TASK REQUIREMENTS >> Count how many lines hold the word "termasuk" and give that number as the whole answer.

--- start of EXERCISE DATA ---

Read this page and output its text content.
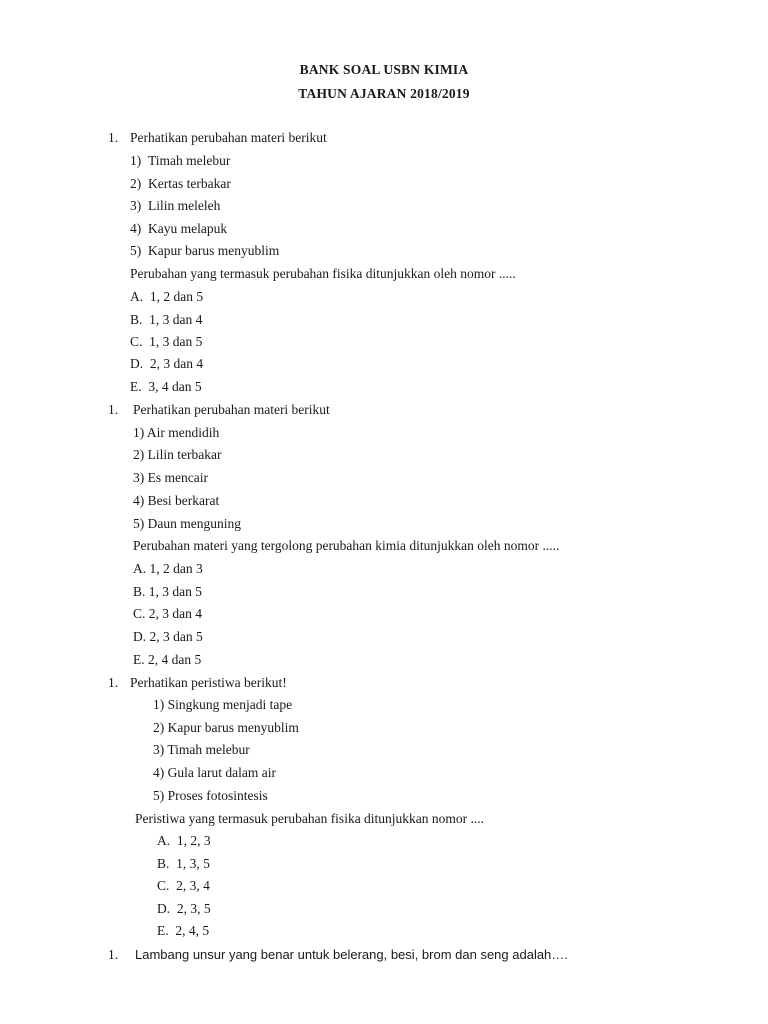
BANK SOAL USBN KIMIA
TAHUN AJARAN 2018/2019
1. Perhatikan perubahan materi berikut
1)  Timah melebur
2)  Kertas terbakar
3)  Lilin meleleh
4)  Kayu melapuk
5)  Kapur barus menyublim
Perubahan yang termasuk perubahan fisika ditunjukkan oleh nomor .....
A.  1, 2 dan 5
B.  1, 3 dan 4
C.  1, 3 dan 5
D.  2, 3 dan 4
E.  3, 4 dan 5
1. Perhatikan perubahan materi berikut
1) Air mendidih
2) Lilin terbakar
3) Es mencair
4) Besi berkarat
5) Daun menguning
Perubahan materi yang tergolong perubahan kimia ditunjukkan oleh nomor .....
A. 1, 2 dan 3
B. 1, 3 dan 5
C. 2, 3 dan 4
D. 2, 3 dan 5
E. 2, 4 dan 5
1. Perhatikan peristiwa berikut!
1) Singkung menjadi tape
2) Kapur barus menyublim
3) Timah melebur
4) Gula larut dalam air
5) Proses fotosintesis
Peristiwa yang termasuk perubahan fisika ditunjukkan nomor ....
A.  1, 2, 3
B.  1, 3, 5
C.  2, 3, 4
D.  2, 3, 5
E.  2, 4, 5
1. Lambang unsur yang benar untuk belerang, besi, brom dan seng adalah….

--- end of EXERCISE DATA ---
--- start of EXERCISE DATA ---

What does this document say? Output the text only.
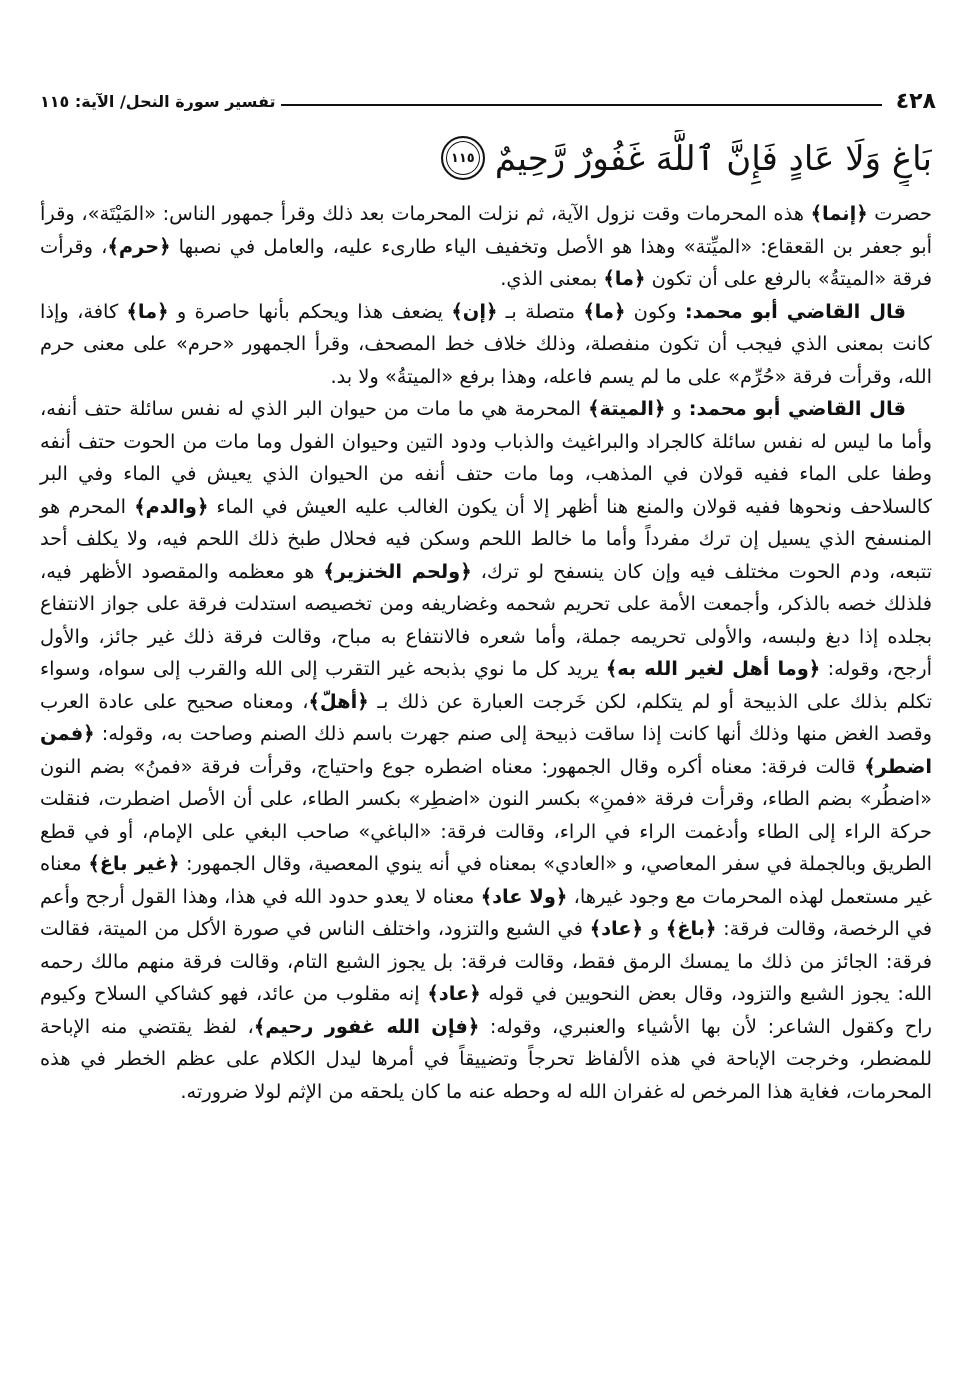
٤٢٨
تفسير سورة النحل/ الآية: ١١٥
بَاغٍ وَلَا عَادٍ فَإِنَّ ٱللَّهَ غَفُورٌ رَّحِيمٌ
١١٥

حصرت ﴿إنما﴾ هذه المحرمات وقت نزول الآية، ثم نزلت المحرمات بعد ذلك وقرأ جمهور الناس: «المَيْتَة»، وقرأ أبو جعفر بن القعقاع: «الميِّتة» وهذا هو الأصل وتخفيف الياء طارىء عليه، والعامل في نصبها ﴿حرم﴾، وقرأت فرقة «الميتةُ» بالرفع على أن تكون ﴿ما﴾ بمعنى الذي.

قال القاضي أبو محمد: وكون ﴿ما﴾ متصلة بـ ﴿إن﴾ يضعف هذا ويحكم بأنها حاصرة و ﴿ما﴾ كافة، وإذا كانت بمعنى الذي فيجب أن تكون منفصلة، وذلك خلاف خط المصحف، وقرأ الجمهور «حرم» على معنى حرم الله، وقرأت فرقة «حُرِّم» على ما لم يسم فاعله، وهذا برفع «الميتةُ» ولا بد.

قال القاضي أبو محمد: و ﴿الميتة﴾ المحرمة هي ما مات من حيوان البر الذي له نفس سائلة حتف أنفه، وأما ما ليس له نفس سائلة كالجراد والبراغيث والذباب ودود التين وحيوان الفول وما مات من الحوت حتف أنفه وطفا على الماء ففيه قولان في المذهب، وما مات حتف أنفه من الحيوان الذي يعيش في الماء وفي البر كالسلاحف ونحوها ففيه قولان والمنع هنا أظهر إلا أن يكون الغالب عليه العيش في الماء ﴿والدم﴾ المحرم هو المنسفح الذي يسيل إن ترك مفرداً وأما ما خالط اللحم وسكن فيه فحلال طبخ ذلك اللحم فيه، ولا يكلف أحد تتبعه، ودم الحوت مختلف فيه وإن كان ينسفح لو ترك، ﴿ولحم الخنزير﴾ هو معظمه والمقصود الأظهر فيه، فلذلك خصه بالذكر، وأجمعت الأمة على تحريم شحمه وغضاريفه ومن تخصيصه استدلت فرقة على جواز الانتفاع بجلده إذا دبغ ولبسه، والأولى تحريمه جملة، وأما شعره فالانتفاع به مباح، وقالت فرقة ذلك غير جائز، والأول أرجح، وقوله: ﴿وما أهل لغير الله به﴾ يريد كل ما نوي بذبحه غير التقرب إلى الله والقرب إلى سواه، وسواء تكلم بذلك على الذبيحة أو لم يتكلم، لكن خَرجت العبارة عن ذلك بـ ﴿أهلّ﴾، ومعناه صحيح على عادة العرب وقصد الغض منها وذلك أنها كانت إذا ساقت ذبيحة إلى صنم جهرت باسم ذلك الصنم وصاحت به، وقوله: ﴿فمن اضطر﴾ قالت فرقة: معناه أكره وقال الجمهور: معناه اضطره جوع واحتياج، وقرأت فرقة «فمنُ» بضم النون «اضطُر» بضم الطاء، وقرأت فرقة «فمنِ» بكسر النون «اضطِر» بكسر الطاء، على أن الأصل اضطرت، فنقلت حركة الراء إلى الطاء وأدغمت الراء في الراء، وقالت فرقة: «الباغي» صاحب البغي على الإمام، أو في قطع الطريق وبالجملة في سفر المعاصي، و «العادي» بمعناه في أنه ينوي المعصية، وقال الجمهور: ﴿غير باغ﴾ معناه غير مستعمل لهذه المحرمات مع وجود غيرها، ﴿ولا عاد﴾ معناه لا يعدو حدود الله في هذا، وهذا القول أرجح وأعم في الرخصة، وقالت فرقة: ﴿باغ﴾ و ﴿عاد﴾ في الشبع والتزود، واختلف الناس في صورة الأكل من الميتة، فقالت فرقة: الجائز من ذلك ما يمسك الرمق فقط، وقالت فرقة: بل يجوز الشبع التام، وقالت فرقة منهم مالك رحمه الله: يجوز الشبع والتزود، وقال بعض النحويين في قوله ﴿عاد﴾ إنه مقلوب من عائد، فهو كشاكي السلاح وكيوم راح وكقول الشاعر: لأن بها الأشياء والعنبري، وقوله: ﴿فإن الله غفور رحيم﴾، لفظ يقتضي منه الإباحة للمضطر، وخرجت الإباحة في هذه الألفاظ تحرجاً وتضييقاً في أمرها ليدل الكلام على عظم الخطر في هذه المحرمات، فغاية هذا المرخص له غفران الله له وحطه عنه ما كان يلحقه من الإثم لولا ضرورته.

--- end of EXERCISE DATA ---
--- start of EXERCISE DATA ---

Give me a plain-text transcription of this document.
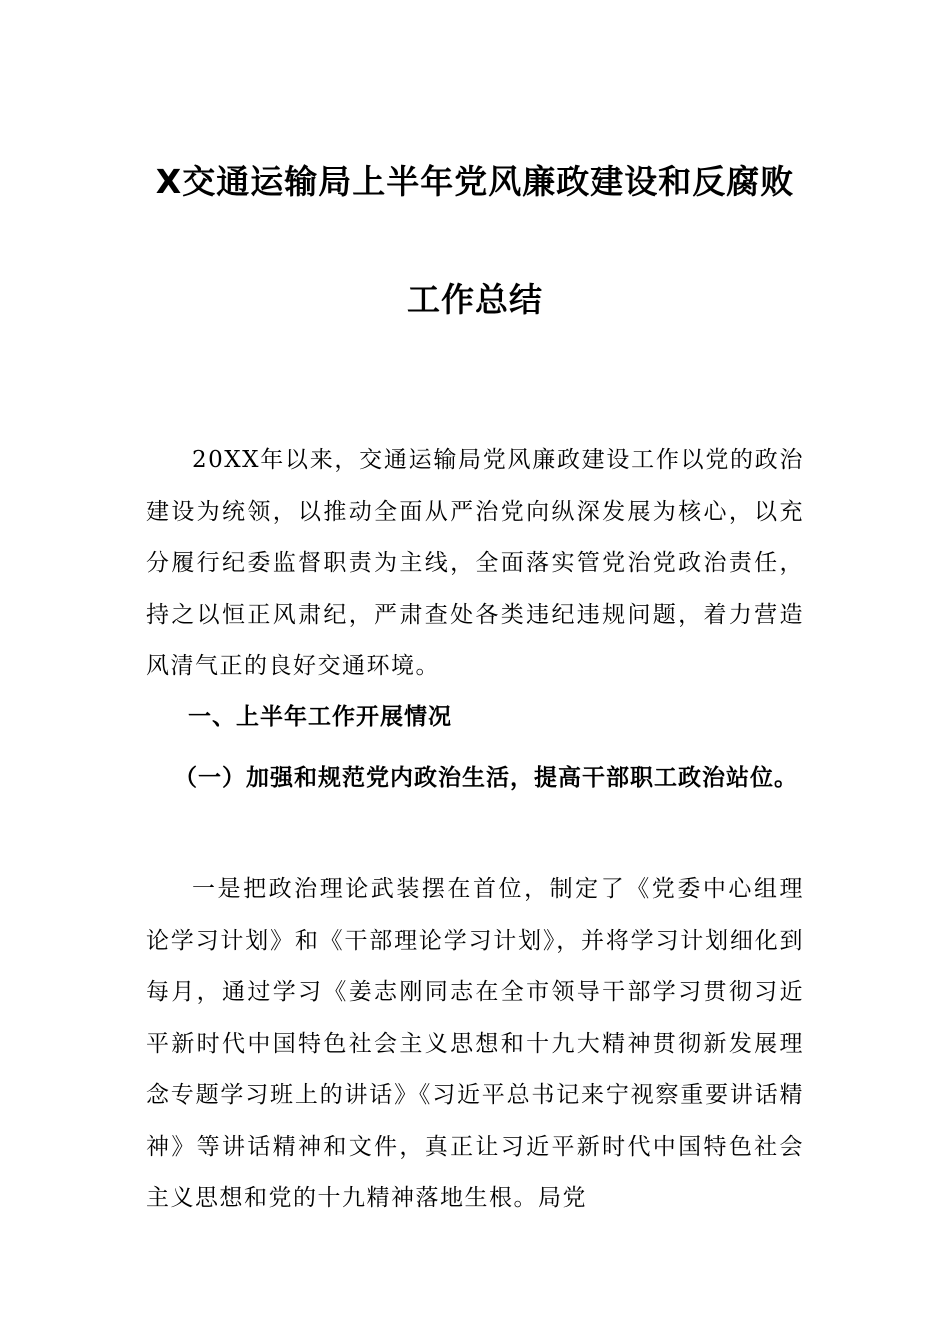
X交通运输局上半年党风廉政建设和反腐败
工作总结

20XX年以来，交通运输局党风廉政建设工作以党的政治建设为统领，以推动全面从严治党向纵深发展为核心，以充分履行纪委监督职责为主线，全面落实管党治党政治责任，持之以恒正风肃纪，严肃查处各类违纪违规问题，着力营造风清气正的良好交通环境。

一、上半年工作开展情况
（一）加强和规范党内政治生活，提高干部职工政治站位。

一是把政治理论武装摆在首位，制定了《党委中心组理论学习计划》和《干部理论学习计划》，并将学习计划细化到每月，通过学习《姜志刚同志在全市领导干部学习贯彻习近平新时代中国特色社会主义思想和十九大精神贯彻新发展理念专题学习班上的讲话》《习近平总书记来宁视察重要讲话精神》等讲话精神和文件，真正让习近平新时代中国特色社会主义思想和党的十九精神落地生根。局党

--- end of EXERCISE DATA ---

FULL OUTPUT >> 2